What you are asked to do:
Gather all lines in the data that hold the string "Maiesté".

+++ Data provided +++

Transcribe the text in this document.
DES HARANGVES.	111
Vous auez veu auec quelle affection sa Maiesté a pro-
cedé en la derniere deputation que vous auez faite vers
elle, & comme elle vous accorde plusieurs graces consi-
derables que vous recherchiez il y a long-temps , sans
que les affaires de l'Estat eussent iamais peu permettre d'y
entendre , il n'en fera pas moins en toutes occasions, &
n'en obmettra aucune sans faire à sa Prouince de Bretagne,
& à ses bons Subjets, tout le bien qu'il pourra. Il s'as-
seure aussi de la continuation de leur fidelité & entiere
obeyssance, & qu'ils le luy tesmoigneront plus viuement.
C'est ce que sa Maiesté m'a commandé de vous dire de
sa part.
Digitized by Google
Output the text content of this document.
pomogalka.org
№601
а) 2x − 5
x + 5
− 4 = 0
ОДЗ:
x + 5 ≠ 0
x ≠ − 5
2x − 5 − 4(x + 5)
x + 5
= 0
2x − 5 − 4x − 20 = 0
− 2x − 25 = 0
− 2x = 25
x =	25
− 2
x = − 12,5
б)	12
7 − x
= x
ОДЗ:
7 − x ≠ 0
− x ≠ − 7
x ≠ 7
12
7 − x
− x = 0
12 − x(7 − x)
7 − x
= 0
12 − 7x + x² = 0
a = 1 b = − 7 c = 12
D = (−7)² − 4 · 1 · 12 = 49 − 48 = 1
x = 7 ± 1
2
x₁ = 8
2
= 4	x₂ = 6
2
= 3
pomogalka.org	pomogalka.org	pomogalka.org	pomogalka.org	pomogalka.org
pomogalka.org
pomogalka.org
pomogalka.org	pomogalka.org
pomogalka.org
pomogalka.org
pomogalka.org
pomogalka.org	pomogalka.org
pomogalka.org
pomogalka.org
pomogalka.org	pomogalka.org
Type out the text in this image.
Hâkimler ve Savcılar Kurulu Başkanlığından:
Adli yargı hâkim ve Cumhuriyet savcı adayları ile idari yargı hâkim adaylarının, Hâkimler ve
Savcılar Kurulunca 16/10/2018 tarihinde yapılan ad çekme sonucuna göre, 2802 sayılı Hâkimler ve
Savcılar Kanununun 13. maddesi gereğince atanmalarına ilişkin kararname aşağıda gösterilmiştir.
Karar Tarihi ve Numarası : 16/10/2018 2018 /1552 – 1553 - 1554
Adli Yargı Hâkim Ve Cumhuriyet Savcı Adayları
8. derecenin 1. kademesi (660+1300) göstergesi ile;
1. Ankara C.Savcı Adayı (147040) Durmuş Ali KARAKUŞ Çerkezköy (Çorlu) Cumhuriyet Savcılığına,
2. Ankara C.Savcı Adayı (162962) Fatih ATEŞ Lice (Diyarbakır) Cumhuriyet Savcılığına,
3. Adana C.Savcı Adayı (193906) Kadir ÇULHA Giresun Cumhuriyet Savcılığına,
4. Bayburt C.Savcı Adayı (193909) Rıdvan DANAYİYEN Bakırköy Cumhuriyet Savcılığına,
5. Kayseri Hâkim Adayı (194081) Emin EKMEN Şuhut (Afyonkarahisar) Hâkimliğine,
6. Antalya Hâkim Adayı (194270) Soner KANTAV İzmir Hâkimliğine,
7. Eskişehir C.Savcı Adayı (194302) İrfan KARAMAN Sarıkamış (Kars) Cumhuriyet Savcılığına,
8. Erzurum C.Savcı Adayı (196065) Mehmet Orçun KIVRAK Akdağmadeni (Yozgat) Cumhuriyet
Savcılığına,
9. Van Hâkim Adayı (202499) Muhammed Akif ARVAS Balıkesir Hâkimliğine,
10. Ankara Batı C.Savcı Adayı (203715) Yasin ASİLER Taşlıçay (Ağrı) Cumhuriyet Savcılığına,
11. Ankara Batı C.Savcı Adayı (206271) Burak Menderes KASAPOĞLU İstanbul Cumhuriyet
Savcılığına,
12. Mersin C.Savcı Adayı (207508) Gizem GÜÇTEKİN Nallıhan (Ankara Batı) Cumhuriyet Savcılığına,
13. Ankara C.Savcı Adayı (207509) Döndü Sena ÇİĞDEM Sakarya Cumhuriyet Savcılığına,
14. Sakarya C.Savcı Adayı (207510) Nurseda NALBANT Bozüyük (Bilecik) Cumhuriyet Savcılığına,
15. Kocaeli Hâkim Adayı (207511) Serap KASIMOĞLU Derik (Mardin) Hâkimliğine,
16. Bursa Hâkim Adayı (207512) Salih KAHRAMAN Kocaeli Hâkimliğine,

+++

Response to the exercise:
Vous auez veu auec quelle affection sa Maiesté a pro-
C'est ce que sa Maiesté m'a commandé de vous dire de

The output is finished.